Extracted data –
=====

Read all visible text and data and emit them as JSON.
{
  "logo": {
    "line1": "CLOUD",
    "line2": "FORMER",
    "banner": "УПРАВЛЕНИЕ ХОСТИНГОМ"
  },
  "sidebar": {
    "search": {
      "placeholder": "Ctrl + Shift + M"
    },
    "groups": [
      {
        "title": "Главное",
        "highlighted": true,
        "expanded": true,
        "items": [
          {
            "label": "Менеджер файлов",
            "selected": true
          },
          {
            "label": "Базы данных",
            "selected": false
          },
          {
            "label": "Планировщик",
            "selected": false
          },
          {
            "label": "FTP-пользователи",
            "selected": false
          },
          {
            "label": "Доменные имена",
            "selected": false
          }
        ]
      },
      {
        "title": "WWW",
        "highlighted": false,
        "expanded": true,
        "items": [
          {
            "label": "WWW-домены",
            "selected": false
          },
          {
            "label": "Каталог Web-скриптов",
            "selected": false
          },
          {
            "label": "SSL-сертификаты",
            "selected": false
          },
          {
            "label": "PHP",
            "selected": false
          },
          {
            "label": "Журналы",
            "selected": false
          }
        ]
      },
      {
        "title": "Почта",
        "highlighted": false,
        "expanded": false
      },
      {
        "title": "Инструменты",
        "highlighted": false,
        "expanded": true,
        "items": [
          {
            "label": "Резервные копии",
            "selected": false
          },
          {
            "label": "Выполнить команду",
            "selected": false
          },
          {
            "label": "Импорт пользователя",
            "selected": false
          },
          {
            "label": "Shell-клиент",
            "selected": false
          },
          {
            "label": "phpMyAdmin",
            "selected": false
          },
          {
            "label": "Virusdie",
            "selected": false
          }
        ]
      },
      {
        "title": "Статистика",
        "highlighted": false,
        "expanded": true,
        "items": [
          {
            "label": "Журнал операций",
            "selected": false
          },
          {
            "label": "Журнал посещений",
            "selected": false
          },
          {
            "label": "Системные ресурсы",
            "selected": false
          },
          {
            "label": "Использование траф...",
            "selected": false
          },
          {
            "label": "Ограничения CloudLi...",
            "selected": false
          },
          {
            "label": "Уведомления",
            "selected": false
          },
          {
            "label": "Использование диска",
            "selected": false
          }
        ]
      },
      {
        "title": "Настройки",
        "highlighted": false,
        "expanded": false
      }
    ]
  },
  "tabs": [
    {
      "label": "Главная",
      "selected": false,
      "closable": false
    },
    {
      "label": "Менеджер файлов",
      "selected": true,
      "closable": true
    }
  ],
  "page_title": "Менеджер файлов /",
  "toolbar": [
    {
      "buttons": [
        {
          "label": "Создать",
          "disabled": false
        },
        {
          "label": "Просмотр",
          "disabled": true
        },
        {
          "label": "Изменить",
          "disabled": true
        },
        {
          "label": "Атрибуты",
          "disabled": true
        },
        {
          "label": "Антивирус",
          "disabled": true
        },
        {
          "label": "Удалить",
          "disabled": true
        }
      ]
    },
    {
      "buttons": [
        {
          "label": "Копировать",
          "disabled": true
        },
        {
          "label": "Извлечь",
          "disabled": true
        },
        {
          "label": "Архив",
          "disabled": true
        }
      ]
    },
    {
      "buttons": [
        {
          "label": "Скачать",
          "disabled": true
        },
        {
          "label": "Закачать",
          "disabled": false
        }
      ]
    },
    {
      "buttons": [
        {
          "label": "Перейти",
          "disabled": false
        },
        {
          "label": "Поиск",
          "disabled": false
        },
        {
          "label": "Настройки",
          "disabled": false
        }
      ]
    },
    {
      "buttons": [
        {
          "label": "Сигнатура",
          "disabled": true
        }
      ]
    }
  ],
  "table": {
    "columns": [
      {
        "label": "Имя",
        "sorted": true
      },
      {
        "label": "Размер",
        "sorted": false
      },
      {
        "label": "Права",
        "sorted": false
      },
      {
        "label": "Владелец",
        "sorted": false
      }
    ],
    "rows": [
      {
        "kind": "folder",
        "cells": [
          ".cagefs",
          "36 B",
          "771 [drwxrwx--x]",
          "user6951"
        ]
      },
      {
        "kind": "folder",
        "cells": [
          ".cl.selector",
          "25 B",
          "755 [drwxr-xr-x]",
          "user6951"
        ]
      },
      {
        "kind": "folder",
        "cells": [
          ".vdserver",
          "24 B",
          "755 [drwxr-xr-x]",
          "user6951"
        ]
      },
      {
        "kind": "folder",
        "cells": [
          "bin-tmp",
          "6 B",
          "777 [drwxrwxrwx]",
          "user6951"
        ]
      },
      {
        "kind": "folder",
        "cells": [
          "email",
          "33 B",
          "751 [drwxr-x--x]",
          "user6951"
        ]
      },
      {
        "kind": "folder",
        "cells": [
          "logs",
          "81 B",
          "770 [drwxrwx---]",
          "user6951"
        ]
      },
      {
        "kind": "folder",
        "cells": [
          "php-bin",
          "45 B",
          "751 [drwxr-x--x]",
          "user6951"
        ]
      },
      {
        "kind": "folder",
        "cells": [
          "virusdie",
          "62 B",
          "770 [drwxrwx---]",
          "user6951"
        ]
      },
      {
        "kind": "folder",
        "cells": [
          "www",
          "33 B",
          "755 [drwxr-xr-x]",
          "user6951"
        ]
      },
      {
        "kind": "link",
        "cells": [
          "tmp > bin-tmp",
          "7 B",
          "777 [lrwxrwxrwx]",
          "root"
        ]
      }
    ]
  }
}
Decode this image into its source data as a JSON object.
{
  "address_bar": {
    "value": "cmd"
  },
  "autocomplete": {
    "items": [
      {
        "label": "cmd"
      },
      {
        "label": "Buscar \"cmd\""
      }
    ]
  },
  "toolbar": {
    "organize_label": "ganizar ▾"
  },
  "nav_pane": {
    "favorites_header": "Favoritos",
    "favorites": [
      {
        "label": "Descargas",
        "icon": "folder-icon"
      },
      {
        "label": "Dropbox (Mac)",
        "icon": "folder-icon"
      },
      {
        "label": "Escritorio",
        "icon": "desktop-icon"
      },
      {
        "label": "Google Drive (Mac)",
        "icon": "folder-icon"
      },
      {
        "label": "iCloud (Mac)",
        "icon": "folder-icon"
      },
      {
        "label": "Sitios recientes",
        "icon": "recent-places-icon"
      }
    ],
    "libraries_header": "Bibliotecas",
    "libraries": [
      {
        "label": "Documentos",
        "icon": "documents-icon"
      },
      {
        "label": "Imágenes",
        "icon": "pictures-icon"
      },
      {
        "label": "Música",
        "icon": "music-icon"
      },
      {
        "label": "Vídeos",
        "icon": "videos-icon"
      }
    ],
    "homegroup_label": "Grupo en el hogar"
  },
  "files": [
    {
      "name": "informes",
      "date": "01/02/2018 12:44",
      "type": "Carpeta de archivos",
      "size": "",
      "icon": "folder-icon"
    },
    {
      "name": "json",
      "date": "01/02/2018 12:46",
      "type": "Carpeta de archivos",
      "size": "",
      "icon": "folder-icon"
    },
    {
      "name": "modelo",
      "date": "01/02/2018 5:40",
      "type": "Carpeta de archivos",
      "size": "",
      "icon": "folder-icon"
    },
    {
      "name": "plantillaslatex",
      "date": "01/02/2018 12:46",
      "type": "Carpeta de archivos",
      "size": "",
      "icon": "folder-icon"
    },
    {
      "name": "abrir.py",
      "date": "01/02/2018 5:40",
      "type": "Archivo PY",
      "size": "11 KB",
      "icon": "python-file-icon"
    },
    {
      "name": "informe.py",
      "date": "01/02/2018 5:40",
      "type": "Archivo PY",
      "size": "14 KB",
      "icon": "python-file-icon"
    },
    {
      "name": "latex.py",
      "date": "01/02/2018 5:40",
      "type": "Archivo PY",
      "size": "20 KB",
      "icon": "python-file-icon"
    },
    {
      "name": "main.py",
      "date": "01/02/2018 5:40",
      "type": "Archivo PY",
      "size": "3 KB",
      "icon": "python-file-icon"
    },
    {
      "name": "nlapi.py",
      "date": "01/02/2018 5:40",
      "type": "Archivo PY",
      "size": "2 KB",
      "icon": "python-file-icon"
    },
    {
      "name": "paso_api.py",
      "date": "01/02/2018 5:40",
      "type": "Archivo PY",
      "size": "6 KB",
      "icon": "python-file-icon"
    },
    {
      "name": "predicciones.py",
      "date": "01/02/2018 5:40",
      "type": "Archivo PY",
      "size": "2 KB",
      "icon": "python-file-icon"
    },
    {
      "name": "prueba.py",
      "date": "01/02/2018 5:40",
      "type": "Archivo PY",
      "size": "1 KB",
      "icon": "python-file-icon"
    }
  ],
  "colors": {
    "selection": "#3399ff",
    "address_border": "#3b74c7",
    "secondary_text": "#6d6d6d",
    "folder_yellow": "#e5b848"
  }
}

=====

Looking at the entries above, copy out every line in which "Использование" occurs.

            "label": "Использование траф...",
            "label": "Использование диска",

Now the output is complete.